Collection entries
····················
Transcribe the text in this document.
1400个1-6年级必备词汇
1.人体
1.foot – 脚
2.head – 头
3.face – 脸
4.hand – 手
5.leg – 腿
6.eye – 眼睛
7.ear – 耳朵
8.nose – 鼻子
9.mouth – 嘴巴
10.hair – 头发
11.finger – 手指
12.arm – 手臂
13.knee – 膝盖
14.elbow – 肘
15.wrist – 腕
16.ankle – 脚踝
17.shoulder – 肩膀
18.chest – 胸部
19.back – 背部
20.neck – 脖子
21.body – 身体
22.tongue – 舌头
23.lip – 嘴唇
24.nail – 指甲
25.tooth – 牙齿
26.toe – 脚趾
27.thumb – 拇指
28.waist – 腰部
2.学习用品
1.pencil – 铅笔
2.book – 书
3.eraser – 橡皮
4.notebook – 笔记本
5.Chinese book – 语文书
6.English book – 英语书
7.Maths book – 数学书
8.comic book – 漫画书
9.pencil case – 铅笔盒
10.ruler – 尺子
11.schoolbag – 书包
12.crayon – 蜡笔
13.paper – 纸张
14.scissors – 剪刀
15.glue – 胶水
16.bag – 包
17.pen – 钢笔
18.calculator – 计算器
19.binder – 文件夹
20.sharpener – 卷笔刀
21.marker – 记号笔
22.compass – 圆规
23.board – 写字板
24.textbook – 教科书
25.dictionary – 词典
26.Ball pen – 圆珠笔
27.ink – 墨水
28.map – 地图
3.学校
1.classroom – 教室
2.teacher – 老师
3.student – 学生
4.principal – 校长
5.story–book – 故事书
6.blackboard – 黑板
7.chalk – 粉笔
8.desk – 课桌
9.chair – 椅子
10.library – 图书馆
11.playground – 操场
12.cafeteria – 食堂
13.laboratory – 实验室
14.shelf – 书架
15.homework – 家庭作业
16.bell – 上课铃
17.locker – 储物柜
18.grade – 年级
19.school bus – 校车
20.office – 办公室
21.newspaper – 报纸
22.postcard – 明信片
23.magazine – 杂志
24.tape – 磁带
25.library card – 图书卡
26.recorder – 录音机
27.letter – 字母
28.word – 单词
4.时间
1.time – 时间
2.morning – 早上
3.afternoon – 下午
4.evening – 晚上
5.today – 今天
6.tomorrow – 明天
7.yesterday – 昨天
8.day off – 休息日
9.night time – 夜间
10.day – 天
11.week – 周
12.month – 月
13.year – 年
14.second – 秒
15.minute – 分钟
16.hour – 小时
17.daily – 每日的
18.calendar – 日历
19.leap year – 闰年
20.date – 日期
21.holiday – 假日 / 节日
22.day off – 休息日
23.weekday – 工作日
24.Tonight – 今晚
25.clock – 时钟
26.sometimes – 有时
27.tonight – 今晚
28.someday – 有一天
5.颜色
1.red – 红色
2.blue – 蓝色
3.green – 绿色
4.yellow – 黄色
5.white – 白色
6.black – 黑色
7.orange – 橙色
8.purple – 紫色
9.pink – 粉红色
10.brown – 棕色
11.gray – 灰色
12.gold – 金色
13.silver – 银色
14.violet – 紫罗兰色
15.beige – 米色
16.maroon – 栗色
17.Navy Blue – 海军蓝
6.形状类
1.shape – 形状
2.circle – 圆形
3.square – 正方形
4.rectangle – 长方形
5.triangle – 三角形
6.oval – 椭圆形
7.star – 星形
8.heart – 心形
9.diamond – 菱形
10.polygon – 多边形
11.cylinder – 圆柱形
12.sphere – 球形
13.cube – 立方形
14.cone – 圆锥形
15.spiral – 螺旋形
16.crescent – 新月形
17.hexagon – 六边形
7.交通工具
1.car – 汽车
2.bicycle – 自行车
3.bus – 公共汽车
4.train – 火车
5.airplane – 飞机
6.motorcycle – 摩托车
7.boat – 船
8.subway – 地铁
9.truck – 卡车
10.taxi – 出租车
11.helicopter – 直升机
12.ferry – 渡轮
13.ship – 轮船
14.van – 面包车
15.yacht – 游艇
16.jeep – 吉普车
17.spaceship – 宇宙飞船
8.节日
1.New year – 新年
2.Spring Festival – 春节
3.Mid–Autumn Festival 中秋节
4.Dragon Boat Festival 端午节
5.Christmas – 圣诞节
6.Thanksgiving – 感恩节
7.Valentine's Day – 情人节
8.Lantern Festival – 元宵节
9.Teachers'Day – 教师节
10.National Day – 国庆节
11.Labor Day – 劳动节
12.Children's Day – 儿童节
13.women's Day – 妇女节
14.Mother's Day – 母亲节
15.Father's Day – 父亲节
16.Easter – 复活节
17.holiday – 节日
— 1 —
····················
Work to do -> Restate every entry word for word.

Correct response ->
Transcribe the text in this document.
1400个1-6年级必备词汇
1.人体
1.foot – 脚
2.head – 头
3.face – 脸
4.hand – 手
5.leg – 腿
6.eye – 眼睛
7.ear – 耳朵
8.nose – 鼻子
9.mouth – 嘴巴
10.hair – 头发
11.finger – 手指
12.arm – 手臂
13.knee – 膝盖
14.elbow – 肘
15.wrist – 腕
16.ankle – 脚踝
17.shoulder – 肩膀
18.chest – 胸部
19.back – 背部
20.neck – 脖子
21.body – 身体
22.tongue – 舌头
23.lip – 嘴唇
24.nail – 指甲
25.tooth – 牙齿
26.toe – 脚趾
27.thumb – 拇指
28.waist – 腰部
2.学习用品
1.pencil – 铅笔
2.book – 书
3.eraser – 橡皮
4.notebook – 笔记本
5.Chinese book – 语文书
6.English book – 英语书
7.Maths book – 数学书
8.comic book – 漫画书
9.pencil case – 铅笔盒
10.ruler – 尺子
11.schoolbag – 书包
12.crayon – 蜡笔
13.paper – 纸张
14.scissors – 剪刀
15.glue – 胶水
16.bag – 包
17.pen – 钢笔
18.calculator – 计算器
19.binder – 文件夹
20.sharpener – 卷笔刀
21.marker – 记号笔
22.compass – 圆规
23.board – 写字板
24.textbook – 教科书
25.dictionary – 词典
26.Ball pen – 圆珠笔
27.ink – 墨水
28.map – 地图
3.学校
1.classroom – 教室
2.teacher – 老师
3.student – 学生
4.principal – 校长
5.story–book – 故事书
6.blackboard – 黑板
7.chalk – 粉笔
8.desk – 课桌
9.chair – 椅子
10.library – 图书馆
11.playground – 操场
12.cafeteria – 食堂
13.laboratory – 实验室
14.shelf – 书架
15.homework – 家庭作业
16.bell – 上课铃
17.locker – 储物柜
18.grade – 年级
19.school bus – 校车
20.office – 办公室
21.newspaper – 报纸
22.postcard – 明信片
23.magazine – 杂志
24.tape – 磁带
25.library card – 图书卡
26.recorder – 录音机
27.letter – 字母
28.word – 单词
4.时间
1.time – 时间
2.morning – 早上
3.afternoon – 下午
4.evening – 晚上
5.today – 今天
6.tomorrow – 明天
7.yesterday – 昨天
8.day off – 休息日
9.night time – 夜间
10.day – 天
11.week – 周
12.month – 月
13.year – 年
14.second – 秒
15.minute – 分钟
16.hour – 小时
17.daily – 每日的
18.calendar – 日历
19.leap year – 闰年
20.date – 日期
21.holiday – 假日 / 节日
22.day off – 休息日
23.weekday – 工作日
24.Tonight – 今晚
25.clock – 时钟
26.sometimes – 有时
27.tonight – 今晚
28.someday – 有一天
5.颜色
1.red – 红色
2.blue – 蓝色
3.green – 绿色
4.yellow – 黄色
5.white – 白色
6.black – 黑色
7.orange – 橙色
8.purple – 紫色
9.pink – 粉红色
10.brown – 棕色
11.gray – 灰色
12.gold – 金色
13.silver – 银色
14.violet – 紫罗兰色
15.beige – 米色
16.maroon – 栗色
17.Navy Blue – 海军蓝
6.形状类
1.shape – 形状
2.circle – 圆形
3.square – 正方形
4.rectangle – 长方形
5.triangle – 三角形
6.oval – 椭圆形
7.star – 星形
8.heart – 心形
9.diamond – 菱形
10.polygon – 多边形
11.cylinder – 圆柱形
12.sphere – 球形
13.cube – 立方形
14.cone – 圆锥形
15.spiral – 螺旋形
16.crescent – 新月形
17.hexagon – 六边形
7.交通工具
1.car – 汽车
2.bicycle – 自行车
3.bus – 公共汽车
4.train – 火车
5.airplane – 飞机
6.motorcycle – 摩托车
7.boat – 船
8.subway – 地铁
9.truck – 卡车
10.taxi – 出租车
11.helicopter – 直升机
12.ferry – 渡轮
13.ship – 轮船
14.van – 面包车
15.yacht – 游艇
16.jeep – 吉普车
17.spaceship – 宇宙飞船
8.节日
1.New year – 新年
2.Spring Festival – 春节
3.Mid–Autumn Festival 中秋节
4.Dragon Boat Festival 端午节
5.Christmas – 圣诞节
6.Thanksgiving – 感恩节
7.Valentine's Day – 情人节
8.Lantern Festival – 元宵节
9.Teachers'Day – 教师节
10.National Day – 国庆节
11.Labor Day – 劳动节
12.Children's Day – 儿童节
13.women's Day – 妇女节
14.Mother's Day – 母亲节
15.Father's Day – 父亲节
16.Easter – 复活节
17.holiday – 节日
— 1 —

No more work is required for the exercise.